→ TASK REQUIREMENTS: Every entry must be repeated exactly. Exclude all pictures.
* * * * * * *
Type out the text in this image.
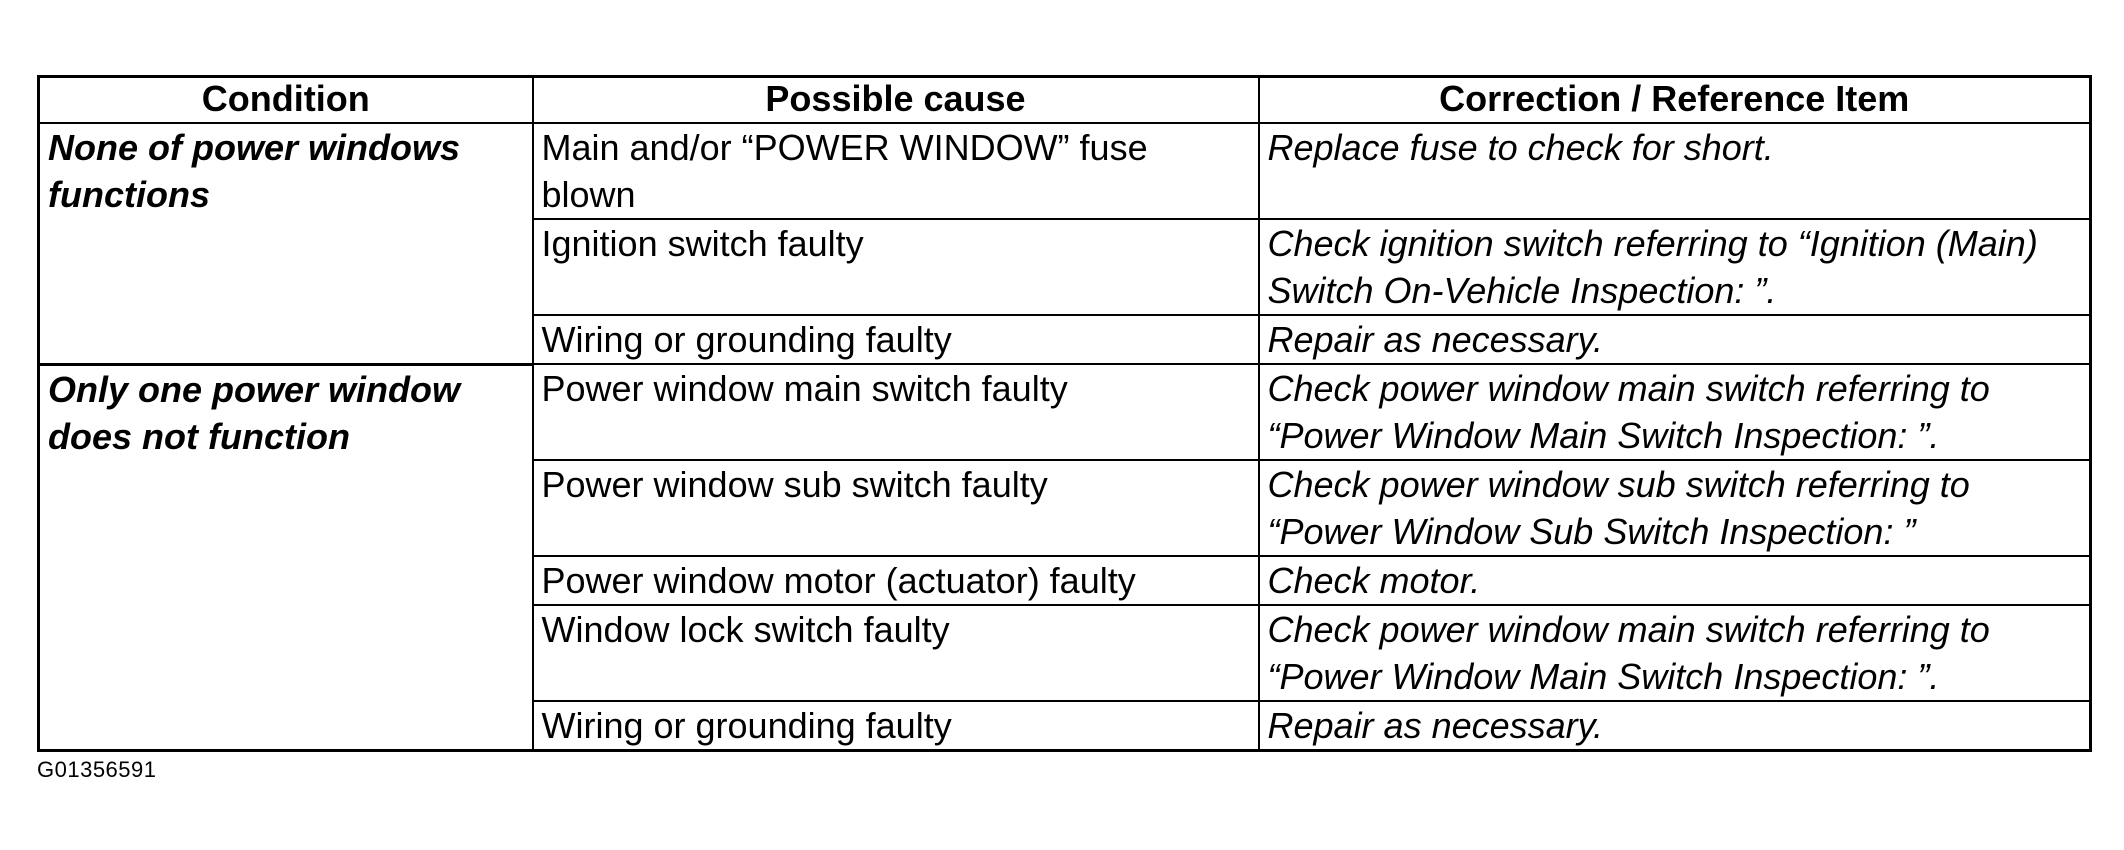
Condition	Possible cause	Correction / Reference Item
None of power windows functions	Main and/or “POWER WINDOW” fuse blown	Replace fuse to check for short.
	Ignition switch faulty	Check ignition switch referring to “Ignition (Main) Switch On-Vehicle Inspection: ”.
	Wiring or grounding faulty	Repair as necessary.
Only one power window does not function	Power window main switch faulty	Check power window main switch referring to “Power Window Main Switch Inspection: ”.
	Power window sub switch faulty	Check power window sub switch referring to “Power Window Sub Switch Inspection: ”
	Power window motor (actuator) faulty	Check motor.
	Window lock switch faulty	Check power window main switch referring to “Power Window Main Switch Inspection: ”.
	Wiring or grounding faulty	Repair as necessary.
G01356591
* * * * * * *
→ REPLY:
Type out the text in this image.
Condition	Possible cause	Correction / Reference Item
None of power windows functions	Main and/or “POWER WINDOW” fuse blown	Replace fuse to check for short.
	Ignition switch faulty	Check ignition switch referring to “Ignition (Main) Switch On-Vehicle Inspection: ”.
	Wiring or grounding faulty	Repair as necessary.
Only one power window does not function	Power window main switch faulty	Check power window main switch referring to “Power Window Main Switch Inspection: ”.
	Power window sub switch faulty	Check power window sub switch referring to “Power Window Sub Switch Inspection: ”
	Power window motor (actuator) faulty	Check motor.
	Window lock switch faulty	Check power window main switch referring to “Power Window Main Switch Inspection: ”.
	Wiring or grounding faulty	Repair as necessary.
G01356591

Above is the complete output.